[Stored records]
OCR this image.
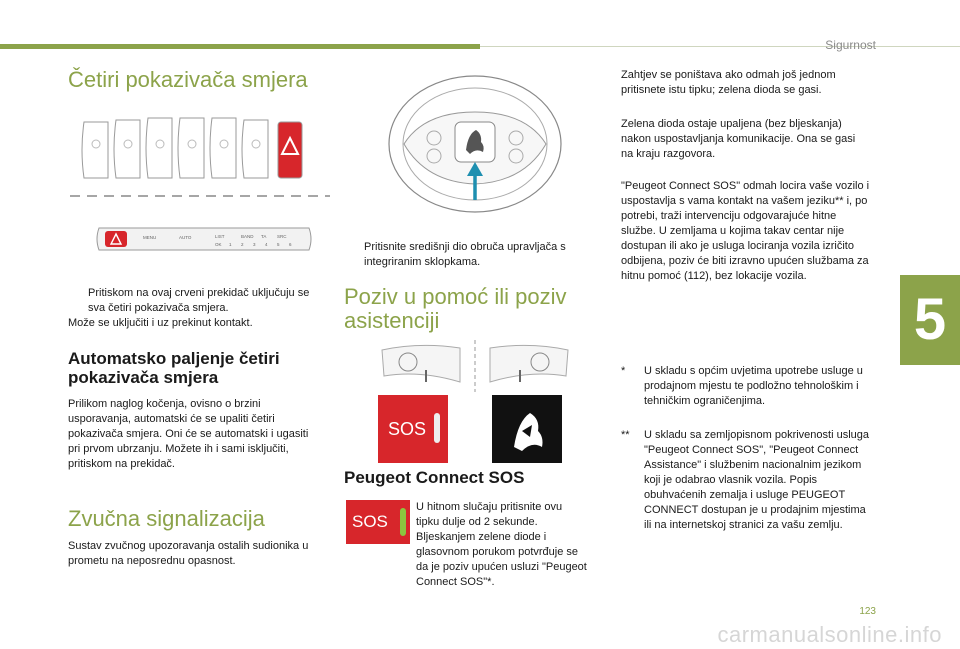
Sigurnost
5
Četiri pokazivača smjera
MENU	AUTO	LIST
OK
BAND TA SRC
1 2 3 4 5 6
Pritiskom na ovaj crveni prekidač uključuju se sva četiri pokazivača smjera.

Može se uključiti i uz prekinut kontakt.

Automatsko paljenje četiri pokazivača smjera

Prilikom naglog kočenja, ovisno o brzini usporavanja, automatski će se upaliti četiri pokazivača smjera. Oni će se automatski i ugasiti pri prvom ubrzanju. Možete ih i sami isključiti, pritiskom na prekidač.

Zvučna signalizacija

Sustav zvučnog upozoravanja ostalih sudionika u prometu na neposrednu opasnost.

Pritisnite središnji dio obruča upravljača s integriranim sklopkama.
Poziv u pomoć ili poziv asistenciji
SOS
Peugeot Connect SOS
SOS

U hitnom slučaju pritisnite ovu tipku dulje od 2 sekunde. Bljeskanjem zelene diode i glasovnom porukom potvrđuje se da je poziv upućen usluzi "Peugeot Connect SOS"*.

Zahtjev se poništava ako odmah još jednom pritisnete istu tipku; zelena dioda se gasi.

Zelena dioda ostaje upaljena (bez bljeskanja) nakon uspostavljanja komunikacije. Ona se gasi na kraju razgovora.

"Peugeot Connect SOS" odmah locira vaše vozilo i uspostavlja s vama kontakt na vašem jeziku** i, po potrebi, traži intervenciju odgovarajuće hitne službe. U zemljama u kojima takav centar nije dostupan ili ako je usluga lociranja vozila izričito odbijena, poziv će biti izravno upućen službama za hitnu pomoć (112), bez lokacije vozila.

*	U skladu s općim uvjetima upotrebe usluge u prodajnom mjestu te podložno tehnološkim i tehničkim ograničenjima.
**	U skladu sa zemljopisnom pokrivenosti usluga "Peugeot Connect SOS", "Peugeot Connect Assistance" i službenim nacionalnim jezikom koji je odabrao vlasnik vozila. Popis obuhvaćenih zemalja i usluge PEUGEOT CONNECT dostupan je u prodajnim mjestima ili na internetskoj stranici za vašu zemlju.
123
carmanualsonline.info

◆ Challenge ◆
Transcribe each line above verbatim, with the pictures left out.

◆ Exercise result ◆
OCR this image.
Sigurnost
5
Četiri pokazivača smjera
MENU	AUTO	LIST
OK
BAND TA SRC
1 2 3 4 5 6
Pritiskom na ovaj crveni prekidač uključuju se sva četiri pokazivača smjera.

Može se uključiti i uz prekinut kontakt.

Automatsko paljenje četiri pokazivača smjera

Prilikom naglog kočenja, ovisno o brzini usporavanja, automatski će se upaliti četiri pokazivača smjera. Oni će se automatski i ugasiti pri prvom ubrzanju. Možete ih i sami isključiti, pritiskom na prekidač.

Zvučna signalizacija

Sustav zvučnog upozoravanja ostalih sudionika u prometu na neposrednu opasnost.

Pritisnite središnji dio obruča upravljača s integriranim sklopkama.
Poziv u pomoć ili poziv asistenciji
SOS
Peugeot Connect SOS
SOS

U hitnom slučaju pritisnite ovu tipku dulje od 2 sekunde. Bljeskanjem zelene diode i glasovnom porukom potvrđuje se da je poziv upućen usluzi "Peugeot Connect SOS"*.

Zahtjev se poništava ako odmah još jednom pritisnete istu tipku; zelena dioda se gasi.

Zelena dioda ostaje upaljena (bez bljeskanja) nakon uspostavljanja komunikacije. Ona se gasi na kraju razgovora.

"Peugeot Connect SOS" odmah locira vaše vozilo i uspostavlja s vama kontakt na vašem jeziku** i, po potrebi, traži intervenciju odgovarajuće hitne službe. U zemljama u kojima takav centar nije dostupan ili ako je usluga lociranja vozila izričito odbijena, poziv će biti izravno upućen službama za hitnu pomoć (112), bez lokacije vozila.

*	U skladu s općim uvjetima upotrebe usluge u prodajnom mjestu te podložno tehnološkim i tehničkim ograničenjima.
**	U skladu sa zemljopisnom pokrivenosti usluga "Peugeot Connect SOS", "Peugeot Connect Assistance" i službenim nacionalnim jezikom koji je odabrao vlasnik vozila. Popis obuhvaćenih zemalja i usluge PEUGEOT CONNECT dostupan je u prodajnim mjestima ili na internetskoj stranici za vašu zemlju.
123
carmanualsonline.info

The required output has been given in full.